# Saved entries
## START
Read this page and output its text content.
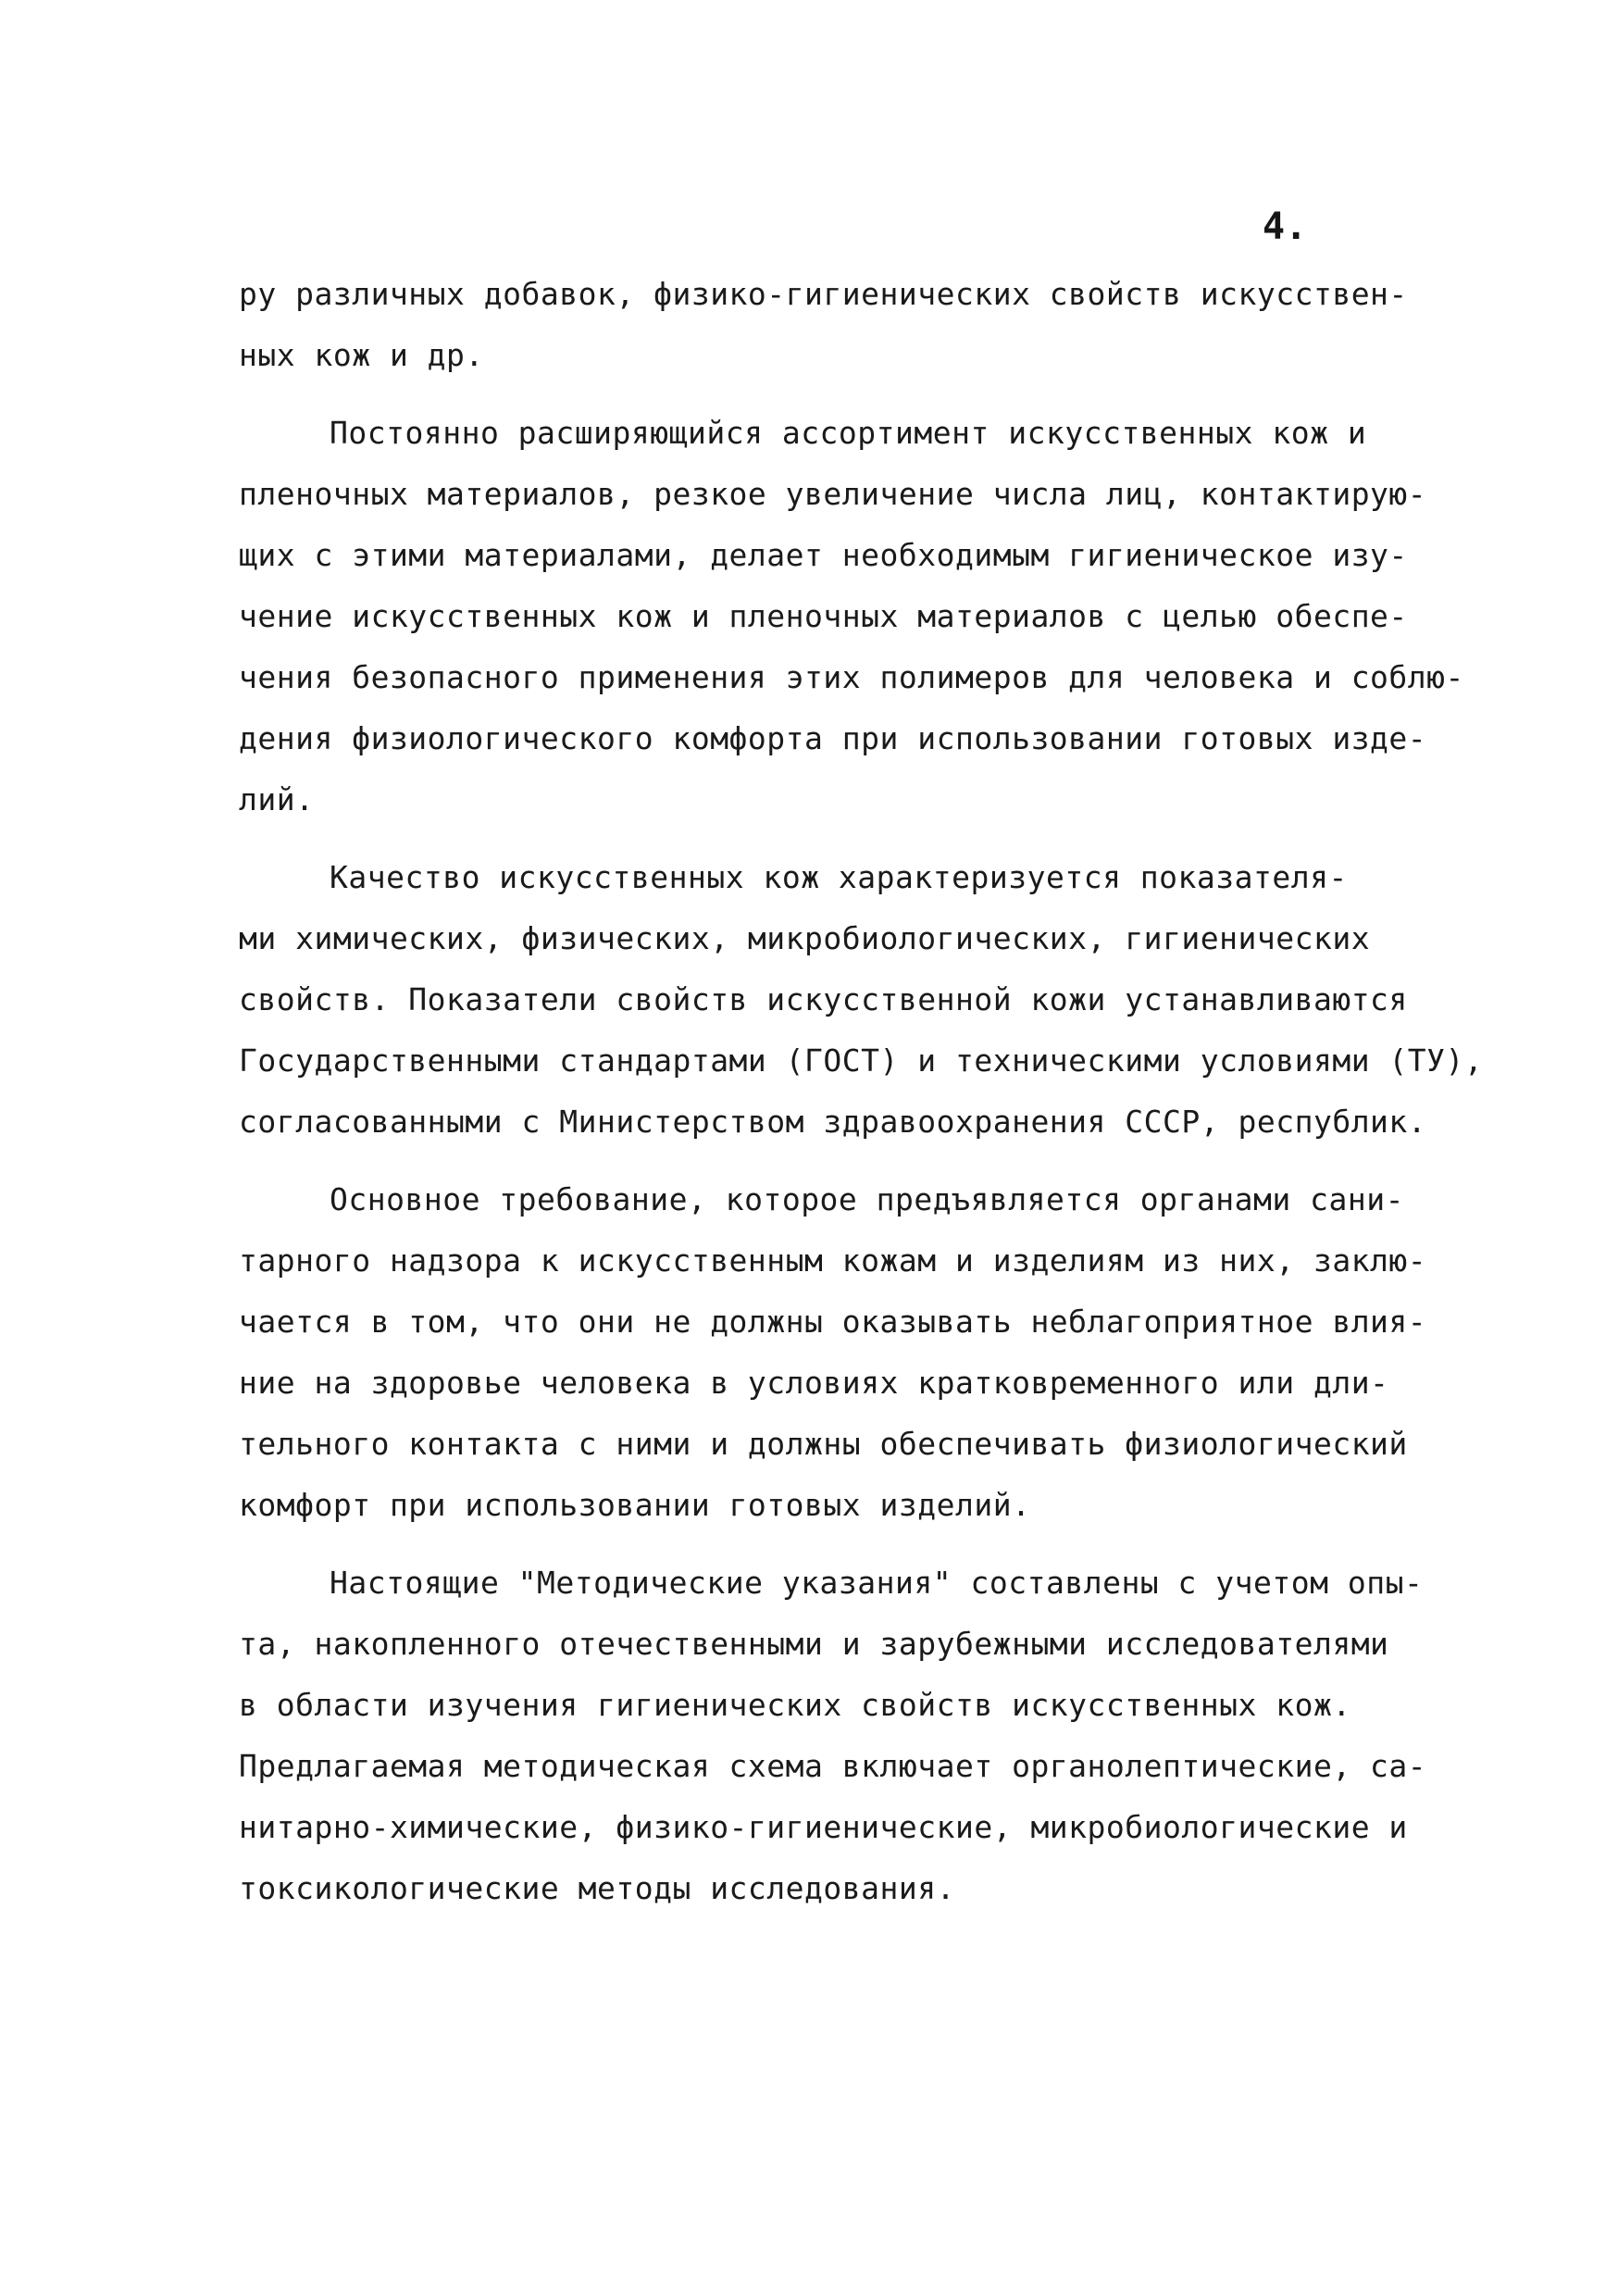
4.
ру различных добавок, физико-гигиенических свойств искусствен-
ных кож и др.
Постоянно расширяющийся ассортимент искусственных кож и
пленочных материалов, резкое увеличение числа лиц, контактирую-
щих с этими материалами, делает необходимым гигиеническое изу-
чение искусственных кож и пленочных материалов с целью обеспе-
чения безопасного применения этих полимеров для человека и соблю-
дения физиологического комфорта при использовании готовых изде-
лий.
Качество искусственных кож характеризуется показателя-
ми химических, физических, микробиологических, гигиенических
свойств. Показатели свойств искусственной кожи устанавливаются
Государственными стандартами (ГОСТ) и техническими условиями (ТУ),
согласованными с Министерством здравоохранения СССР, республик.
Основное требование, которое предъявляется органами сани-
тарного надзора к искусственным кожам и изделиям из них, заклю-
чается в том, что они не должны оказывать неблагоприятное влия-
ние на здоровье человека в условиях кратковременного или дли-
тельного контакта с ними и должны обеспечивать физиологический
комфорт при использовании готовых изделий.
Настоящие "Методические указания" составлены с учетом опы-
та, накопленного отечественными и зарубежными исследователями
в области изучения гигиенических свойств искусственных кож.
Предлагаемая методическая схема включает органолептические, са-
нитарно-химические, физико-гигиенические, микробиологические и
токсикологические методы исследования.
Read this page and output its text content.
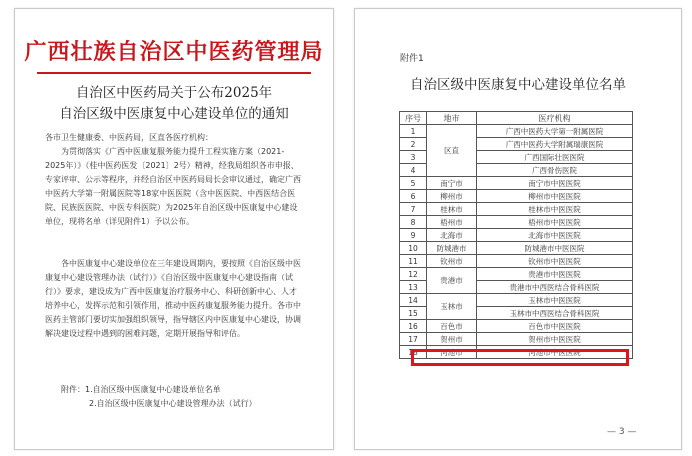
广西壮族自治区中医药管理局
自治区中医药局关于公布2025年
自治区级中医康复中心建设单位的通知

各市卫生健康委、中医药局，区直各医疗机构：

为贯彻落实《广西中医康复服务能力提升工程实施方案（2021-2025年）》（桂中医药医发〔2021〕2号）精神，经我局组织各市申报、专家评审、公示等程序，并经自治区中医药局局长会审议通过，确定广西中医药大学第一附属医院等18家中医医院（含中医医院、中西医结合医院、民族医医院、中医专科医院）为2025年自治区级中医康复中心建设单位，现将名单（详见附件1）予以公布。

各中医康复中心建设单位在三年建设周期内，要按照《自治区级中医康复中心建设管理办法（试行）》《自治区级中医康复中心建设指南（试行）》要求，建设成为广西中医康复治疗服务中心、科研创新中心、人才培养中心，发挥示范和引领作用，推动中医药康复服务能力提升。各市中医药主管部门要切实加强组织领导，指导辖区内中医康复中心建设，协调解决建设过程中遇到的困难问题，定期开展指导和评估。

附件：1.自治区级中医康复中心建设单位名单

2.自治区级中医康复中心建设管理办法（试行）

附件1
自治区级中医康复中心建设单位名单
序号	地市	医疗机构
1	区直	广西中医药大学第一附属医院
2		广西中医药大学附属瑞康医院
3		广西国际壮医医院
4		广西骨伤医院
5	南宁市	南宁市中医医院
6	柳州市	柳州市中医医院
7	桂林市	桂林市中医医院
8	梧州市	梧州市中医医院
9	北海市	北海市中医医院
10	防城港市	防城港市中医医院
11	钦州市	钦州市中医医院
12	贵港市	贵港市中医医院
13		贵港市中西医结合骨科医院
14	玉林市	玉林市中医医院
15		玉林市中西医结合骨科医院
16	百色市	百色市中医医院
17	贺州市	贺州市中医医院
18	河池市	河池市中医医院
— 3 —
## END
From the entries above, copy every line that holds the word "自治区级中医康复中心建设管理办法".

各中医康复中心建设单位在三年建设周期内，要按照《自治区级中医康复中心建设管理办法（试行）》《自治区级中医康复中心建设指南（试行）》要求，建设成为广西中医康复治疗服务中心、科研创新中心、人才培养中心，发挥示范和引领作用，推动中医药康复服务能力提升。各市中医药主管部门要切实加强组织领导，指导辖区内中医康复中心建设，协调解决建设过程中遇到的困难问题，定期开展指导和评估。
2.自治区级中医康复中心建设管理办法（试行）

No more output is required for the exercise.